═════ Document segment

Trucking Market Will Absorb Celadon Shutdown, Transport Experts Say
December 10 2019 - 5:59AM
Dow Jones News
By Jennifer Smith
Trucking markets should easily absorb the sector's biggest
bankruptcy in years, freight industry experts say, as truckload
carrier Celadon Group Inc. winds down operations and customers seek
to recover their shipments.
The Indianapolis-based trucking company sought chapter 11
bankruptcy protection Monday and asked its drivers to deliver loads
still in transit and hand over the company's trucks.
Celadon is one of the largest truckload carriers in North
America, with some 3,300 trucks and 3,800 workers, including 2,500
truck drivers. It had an estimated $611 million in revenue so far
this year, according to transportation research company SJ
Consulting Group Inc.
Celadon's customer list included Lowe's Cos., Philip Morris
International Inc., Walmart Inc., Honda Motor Co. and Procter &
Gamble Co., according to its bankruptcy court filing.
The company owes $33 million to the Justice Department stemming
from a federal probe into the company's accounting, and smaller
amounts to creditors including TA Dispatch LLC, which bought some
of the company's logistics assets earlier this year, and vendors
such as Pilot Travel Centers LLC and Goodyear Tire & Rubber
Co.
Although the shutdown is the biggest truckload bankruptcy in
memory, Celadon's business only accounts for a sliver of the
roughly $200 billion for-hire truckload market, SJ Consulting
President Satish Jindel said.
"There are plenty of carriers who can fill up the demand this
will create," Mr. Jindel said.
Capacity in the broader truckload market remains relatively
loose this year after truckers rushed to expand their fleets during
the 2018 freight boom.

══════════

> Given problem 1
From the article on the Celadon shutdown, set down word for word the passage starting with "Although the shutdown" and going on through "2018 freight boom.".

═════ Dataset

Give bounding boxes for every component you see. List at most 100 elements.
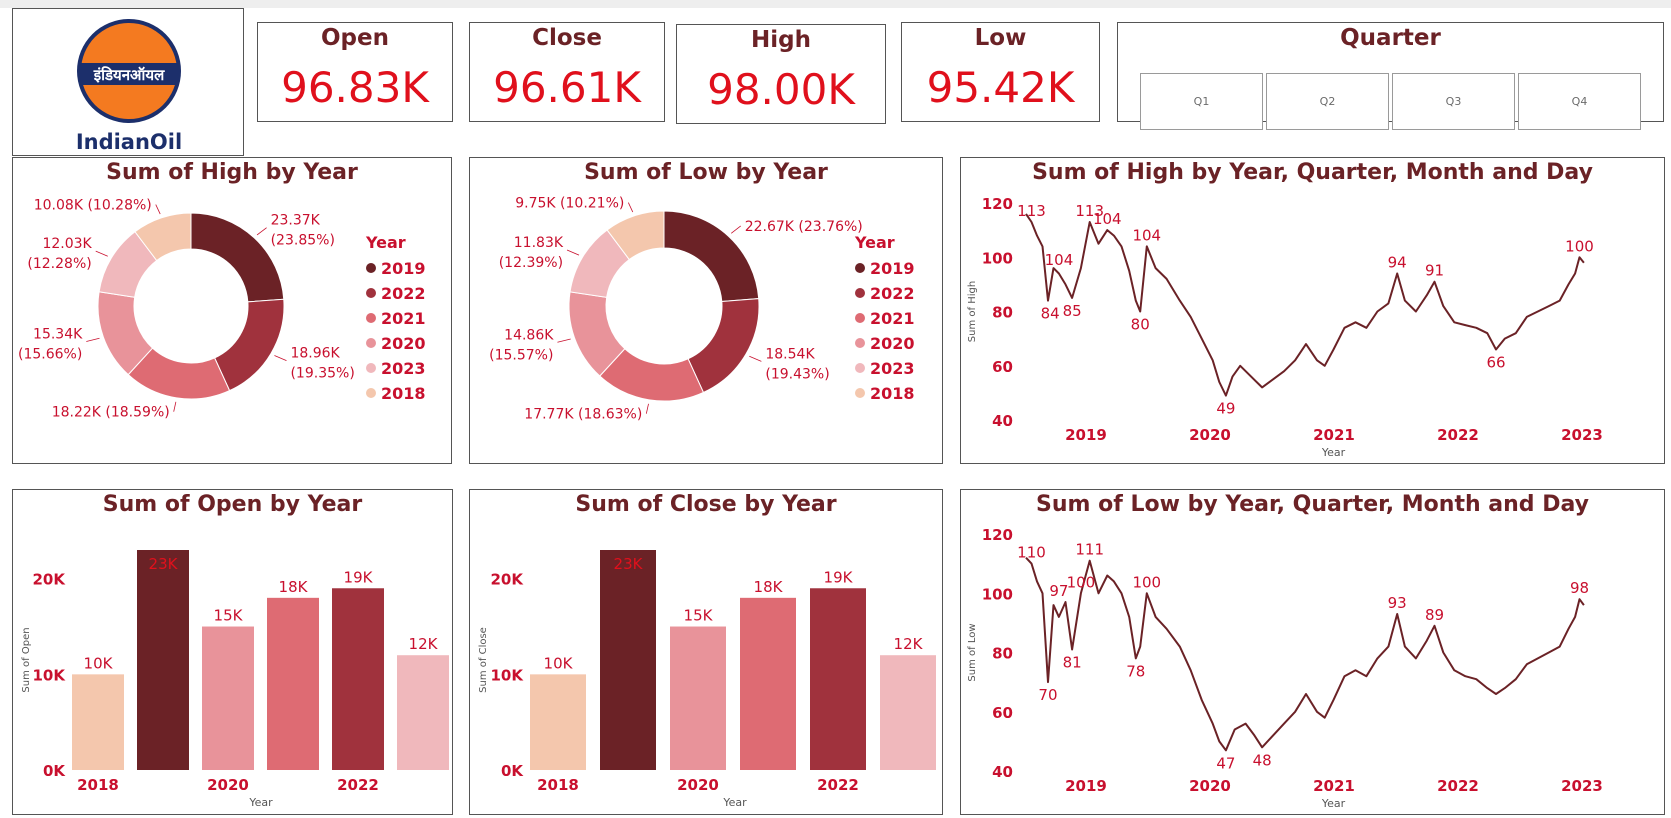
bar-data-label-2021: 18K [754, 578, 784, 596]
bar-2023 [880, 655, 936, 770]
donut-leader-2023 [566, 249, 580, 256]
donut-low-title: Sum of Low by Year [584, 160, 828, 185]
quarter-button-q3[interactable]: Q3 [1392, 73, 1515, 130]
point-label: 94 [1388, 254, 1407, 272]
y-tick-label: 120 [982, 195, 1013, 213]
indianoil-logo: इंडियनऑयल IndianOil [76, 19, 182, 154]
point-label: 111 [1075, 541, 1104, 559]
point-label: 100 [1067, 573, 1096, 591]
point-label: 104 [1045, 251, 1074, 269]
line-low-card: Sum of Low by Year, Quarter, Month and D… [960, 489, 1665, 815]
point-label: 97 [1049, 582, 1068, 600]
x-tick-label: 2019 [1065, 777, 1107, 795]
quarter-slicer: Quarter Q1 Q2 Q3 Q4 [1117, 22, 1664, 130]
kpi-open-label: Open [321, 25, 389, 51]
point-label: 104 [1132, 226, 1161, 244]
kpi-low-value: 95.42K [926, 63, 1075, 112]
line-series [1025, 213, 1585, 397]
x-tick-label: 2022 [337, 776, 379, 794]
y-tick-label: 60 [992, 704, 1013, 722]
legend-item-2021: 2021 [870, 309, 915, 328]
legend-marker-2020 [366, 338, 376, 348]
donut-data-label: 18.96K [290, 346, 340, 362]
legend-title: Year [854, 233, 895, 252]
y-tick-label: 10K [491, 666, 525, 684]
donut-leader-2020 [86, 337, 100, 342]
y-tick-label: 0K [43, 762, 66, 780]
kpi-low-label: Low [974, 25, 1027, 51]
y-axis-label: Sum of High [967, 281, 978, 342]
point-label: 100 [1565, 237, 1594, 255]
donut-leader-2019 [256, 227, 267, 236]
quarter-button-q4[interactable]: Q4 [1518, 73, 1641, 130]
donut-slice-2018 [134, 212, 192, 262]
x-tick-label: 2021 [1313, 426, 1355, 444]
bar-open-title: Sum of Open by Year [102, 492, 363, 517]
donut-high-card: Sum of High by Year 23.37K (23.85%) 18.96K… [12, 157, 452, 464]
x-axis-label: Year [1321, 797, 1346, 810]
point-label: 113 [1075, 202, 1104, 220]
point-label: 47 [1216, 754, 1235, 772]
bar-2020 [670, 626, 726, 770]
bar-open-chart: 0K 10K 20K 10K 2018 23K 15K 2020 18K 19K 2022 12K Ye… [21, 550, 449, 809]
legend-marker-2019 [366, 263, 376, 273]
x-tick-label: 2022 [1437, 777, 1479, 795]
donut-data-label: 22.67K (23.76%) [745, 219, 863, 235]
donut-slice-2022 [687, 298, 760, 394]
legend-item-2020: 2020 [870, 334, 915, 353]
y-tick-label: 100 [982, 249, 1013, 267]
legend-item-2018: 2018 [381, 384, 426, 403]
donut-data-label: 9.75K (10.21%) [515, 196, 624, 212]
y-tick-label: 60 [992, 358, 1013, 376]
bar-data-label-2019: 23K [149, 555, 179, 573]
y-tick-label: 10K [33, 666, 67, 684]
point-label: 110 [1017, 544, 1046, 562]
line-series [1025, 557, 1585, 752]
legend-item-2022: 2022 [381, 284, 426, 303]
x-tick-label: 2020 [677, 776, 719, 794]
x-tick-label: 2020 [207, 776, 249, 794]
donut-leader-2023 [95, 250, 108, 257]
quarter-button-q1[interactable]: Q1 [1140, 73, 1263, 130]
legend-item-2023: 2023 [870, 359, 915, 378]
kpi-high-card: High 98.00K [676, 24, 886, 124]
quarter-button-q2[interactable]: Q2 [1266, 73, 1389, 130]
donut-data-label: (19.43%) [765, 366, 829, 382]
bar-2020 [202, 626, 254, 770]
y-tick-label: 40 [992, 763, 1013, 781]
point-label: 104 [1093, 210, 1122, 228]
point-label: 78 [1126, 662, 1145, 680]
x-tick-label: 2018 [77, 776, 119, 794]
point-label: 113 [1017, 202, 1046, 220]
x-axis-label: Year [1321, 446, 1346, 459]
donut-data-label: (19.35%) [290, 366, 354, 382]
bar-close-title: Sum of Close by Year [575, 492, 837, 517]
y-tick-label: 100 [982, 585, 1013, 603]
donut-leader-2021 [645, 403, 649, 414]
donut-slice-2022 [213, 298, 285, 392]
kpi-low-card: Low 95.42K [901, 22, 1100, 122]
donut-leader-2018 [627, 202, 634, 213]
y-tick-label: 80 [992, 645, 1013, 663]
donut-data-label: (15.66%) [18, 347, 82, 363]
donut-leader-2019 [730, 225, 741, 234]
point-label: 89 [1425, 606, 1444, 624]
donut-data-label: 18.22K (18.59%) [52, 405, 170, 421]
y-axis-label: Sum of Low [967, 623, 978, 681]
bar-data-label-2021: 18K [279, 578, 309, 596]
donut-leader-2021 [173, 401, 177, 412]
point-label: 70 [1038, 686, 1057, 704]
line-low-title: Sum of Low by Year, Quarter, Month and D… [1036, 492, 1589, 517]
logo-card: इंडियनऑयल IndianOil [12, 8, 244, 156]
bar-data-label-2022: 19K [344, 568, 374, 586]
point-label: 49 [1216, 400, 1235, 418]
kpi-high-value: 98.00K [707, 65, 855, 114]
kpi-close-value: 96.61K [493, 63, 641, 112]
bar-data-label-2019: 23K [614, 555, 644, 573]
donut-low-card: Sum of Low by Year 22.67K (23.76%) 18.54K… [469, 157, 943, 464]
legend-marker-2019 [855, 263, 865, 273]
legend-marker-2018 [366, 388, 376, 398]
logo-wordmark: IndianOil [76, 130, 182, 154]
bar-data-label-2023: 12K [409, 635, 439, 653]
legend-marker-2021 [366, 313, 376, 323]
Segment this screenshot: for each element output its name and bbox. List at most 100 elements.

══════════

> Given problem 2
Extract from the listing, verbatim, the lines starting with the line with "bar-data-label-2021: 18K [754, 578, 784, 596]" and going on through the line with "point-label: 104 [1045, 251, 1074, 269]", both included.

> Full solution 1
Although the shutdown is the biggest truckload bankruptcy in
memory, Celadon's business only accounts for a sliver of the
roughly $200 billion for-hire truckload market, SJ Consulting
President Satish Jindel said.
"There are plenty of carriers who can fill up the demand this
will create," Mr. Jindel said.
Capacity in the broader truckload market remains relatively
loose this year after truckers rushed to expand their fleets during
the 2018 freight boom.

> Full solution 2
bar-data-label-2021: 18K [754, 578, 784, 596]
bar-2023 [880, 655, 936, 770]
donut-leader-2023 [566, 249, 580, 256]
donut-low-title: Sum of Low by Year [584, 160, 828, 185]
quarter-button-q3[interactable]: Q3 [1392, 73, 1515, 130]
point-label: 94 [1388, 254, 1407, 272]
y-tick-label: 120 [982, 195, 1013, 213]
indianoil-logo: इंडियनऑयल IndianOil [76, 19, 182, 154]
point-label: 111 [1075, 541, 1104, 559]
point-label: 100 [1067, 573, 1096, 591]
point-label: 104 [1045, 251, 1074, 269]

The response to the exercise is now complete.